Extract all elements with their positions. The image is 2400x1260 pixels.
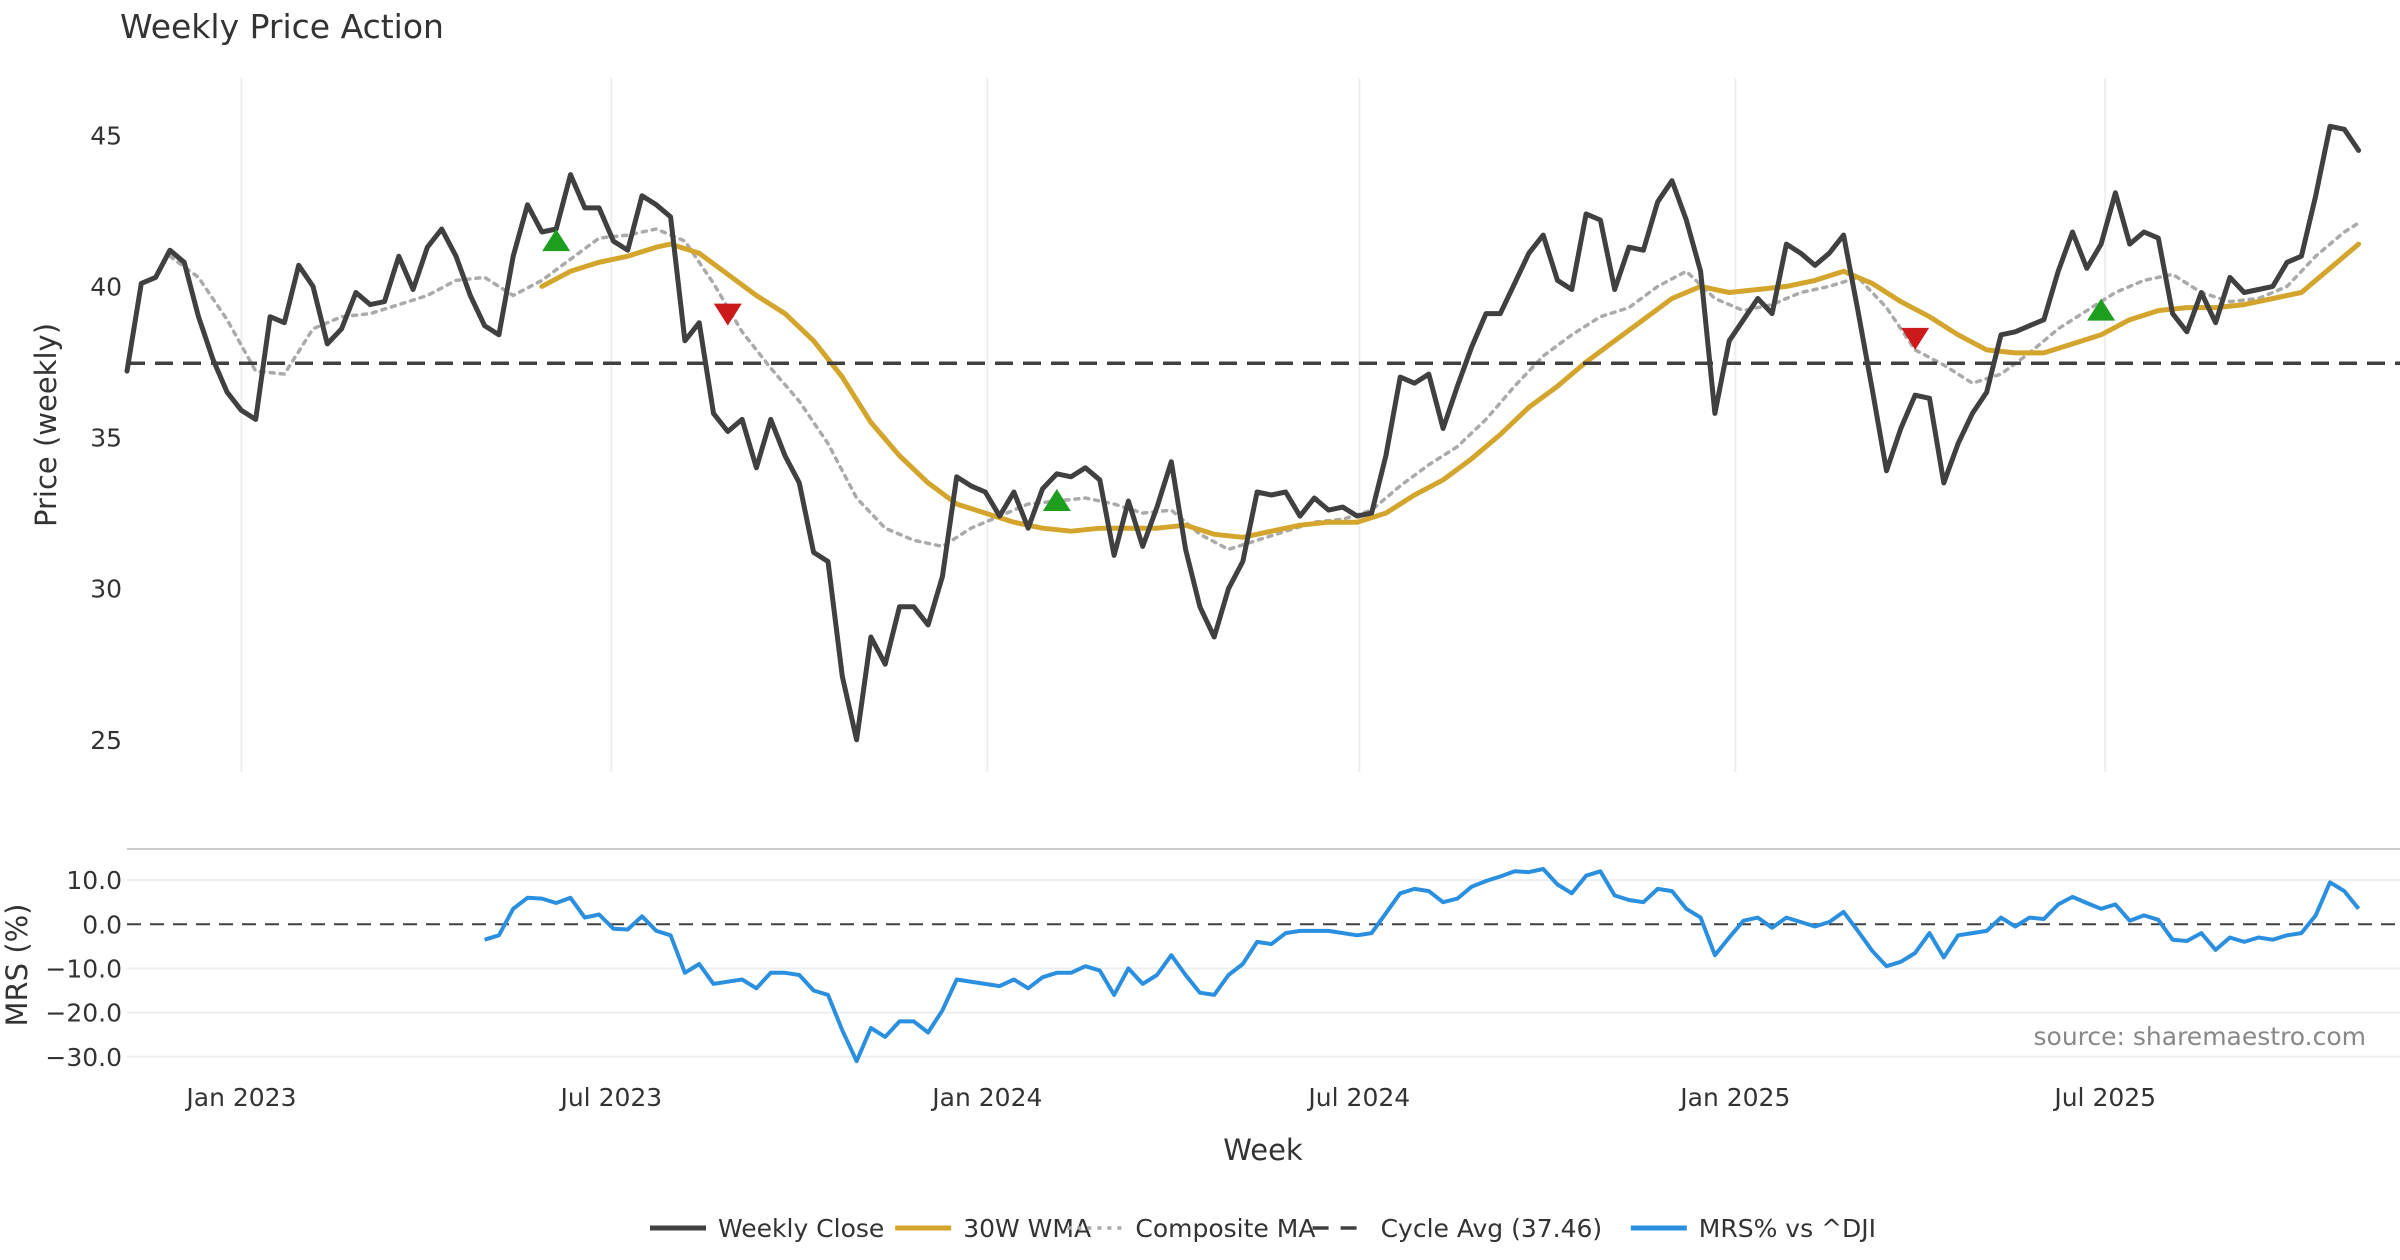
legend-label: Cycle Avg (37.46)	[1381, 1214, 1603, 1243]
series-mrs-vs-dji	[484, 867, 2361, 1064]
source-annotation: source: sharemaestro.com	[2034, 1022, 2367, 1051]
price-tick-label: 30	[90, 575, 122, 604]
series-30w-wma	[539, 241, 2362, 540]
x-axis-ticks: Jan 2023 Jul 2023 Jan 2024 Jul 2024 Jan 2025…	[184, 1083, 2156, 1112]
price-tick-label: 25	[90, 726, 122, 755]
buy-signal-marker	[1042, 489, 1071, 512]
mrs-tick-label: −10.0	[45, 954, 122, 983]
x-axis-label: Week	[1223, 1133, 1303, 1167]
legend-item-cycle-avg-37-46: Cycle Avg (37.46)	[1312, 1214, 1603, 1243]
x-tick-label: Jul 2024	[1306, 1083, 1410, 1112]
mrs-tick-label: −20.0	[45, 999, 122, 1028]
mrs-y-axis-label: MRS (%)	[0, 904, 34, 1027]
legend-label: 30W WMA	[963, 1214, 1091, 1243]
signal-markers	[542, 229, 2116, 512]
legend-item-composite-ma: Composite MA	[1067, 1214, 1315, 1243]
price-panel-series	[124, 123, 2400, 743]
mrs-tick-label: 0.0	[82, 910, 122, 939]
price-tick-label: 35	[90, 424, 122, 453]
price-tick-label: 45	[90, 121, 122, 150]
buy-signal-marker	[2087, 298, 2116, 321]
legend-label: MRS% vs ^DJI	[1699, 1214, 1876, 1243]
mrs-panel-series	[484, 867, 2361, 1064]
legend-item-weekly-close: Weekly Close	[650, 1214, 884, 1243]
series-weekly-close	[124, 123, 2362, 743]
mrs-tick-label: 10.0	[66, 866, 122, 895]
x-tick-label: Jul 2023	[558, 1083, 662, 1112]
sell-signal-marker	[713, 303, 742, 326]
series-composite-ma	[168, 221, 2361, 552]
legend-item-mrs-vs-dji: MRS% vs ^DJI	[1630, 1214, 1876, 1243]
buy-signal-marker	[542, 229, 571, 252]
x-tick-label: Jan 2025	[1678, 1083, 1790, 1112]
legend-item-30w-wma: 30W WMA	[895, 1214, 1091, 1243]
legend-label: Composite MA	[1135, 1214, 1315, 1243]
mrs-tick-label: −30.0	[45, 1043, 122, 1072]
legend-label: Weekly Close	[718, 1214, 884, 1243]
price-y-axis-label: Price (weekly)	[29, 323, 63, 527]
price-y-ticks: 25 30 35 40 45	[90, 121, 122, 754]
chart-title: Weekly Price Action	[120, 7, 444, 46]
x-tick-label: Jan 2023	[184, 1083, 296, 1112]
mrs-y-ticks: 10.0 0.0 −10.0 −20.0 −30.0	[45, 866, 122, 1072]
price-tick-label: 40	[90, 272, 122, 301]
price-panel-grid	[240, 78, 2107, 772]
x-tick-label: Jul 2025	[2052, 1083, 2156, 1112]
legend: Weekly Close 30W WMA Composite MA Cycle Avg…	[650, 1214, 1876, 1243]
sell-signal-marker	[1901, 327, 1930, 350]
x-tick-label: Jan 2024	[930, 1083, 1042, 1112]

****

*Short problem:* Reproduce the data above line for line, with no changes to any text or number, and omit the pictures.

*Task response:*
Extract all elements with their positions. The image is 2400x1260 pixels.
legend-label: Cycle Avg (37.46)	[1381, 1214, 1603, 1243]
series-mrs-vs-dji	[484, 867, 2361, 1064]
source-annotation: source: sharemaestro.com	[2034, 1022, 2367, 1051]
price-tick-label: 30	[90, 575, 122, 604]
series-30w-wma	[539, 241, 2362, 540]
x-axis-ticks: Jan 2023 Jul 2023 Jan 2024 Jul 2024 Jan 2025…	[184, 1083, 2156, 1112]
price-tick-label: 25	[90, 726, 122, 755]
buy-signal-marker	[1042, 489, 1071, 512]
mrs-tick-label: −10.0	[45, 954, 122, 983]
x-axis-label: Week	[1223, 1133, 1303, 1167]
legend-item-cycle-avg-37-46: Cycle Avg (37.46)	[1312, 1214, 1603, 1243]
x-tick-label: Jul 2024	[1306, 1083, 1410, 1112]
mrs-tick-label: −20.0	[45, 999, 122, 1028]
mrs-y-axis-label: MRS (%)	[0, 904, 34, 1027]
legend-label: 30W WMA	[963, 1214, 1091, 1243]
signal-markers	[542, 229, 2116, 512]
legend-item-composite-ma: Composite MA	[1067, 1214, 1315, 1243]
price-panel-series	[124, 123, 2400, 743]
mrs-tick-label: 0.0	[82, 910, 122, 939]
price-tick-label: 35	[90, 424, 122, 453]
price-tick-label: 45	[90, 121, 122, 150]
buy-signal-marker	[2087, 298, 2116, 321]
legend-label: MRS% vs ^DJI	[1699, 1214, 1876, 1243]
mrs-panel-series	[484, 867, 2361, 1064]
legend-item-weekly-close: Weekly Close	[650, 1214, 884, 1243]
series-weekly-close	[124, 123, 2362, 743]
mrs-tick-label: 10.0	[66, 866, 122, 895]
x-tick-label: Jul 2023	[558, 1083, 662, 1112]
sell-signal-marker	[713, 303, 742, 326]
series-composite-ma	[168, 221, 2361, 552]
legend-item-mrs-vs-dji: MRS% vs ^DJI	[1630, 1214, 1876, 1243]
buy-signal-marker	[542, 229, 571, 252]
x-tick-label: Jan 2025	[1678, 1083, 1790, 1112]
legend-item-30w-wma: 30W WMA	[895, 1214, 1091, 1243]
legend-label: Composite MA	[1135, 1214, 1315, 1243]
mrs-tick-label: −30.0	[45, 1043, 122, 1072]
legend-label: Weekly Close	[718, 1214, 884, 1243]
price-y-axis-label: Price (weekly)	[29, 323, 63, 527]
price-y-ticks: 25 30 35 40 45	[90, 121, 122, 754]
chart-title: Weekly Price Action	[120, 7, 444, 46]
x-tick-label: Jan 2023	[184, 1083, 296, 1112]
mrs-y-ticks: 10.0 0.0 −10.0 −20.0 −30.0	[45, 866, 122, 1072]
price-tick-label: 40	[90, 272, 122, 301]
price-panel-grid	[240, 78, 2107, 772]
x-tick-label: Jul 2025	[2052, 1083, 2156, 1112]
legend: Weekly Close 30W WMA Composite MA Cycle Avg…	[650, 1214, 1876, 1243]
sell-signal-marker	[1901, 327, 1930, 350]
x-tick-label: Jan 2024	[930, 1083, 1042, 1112]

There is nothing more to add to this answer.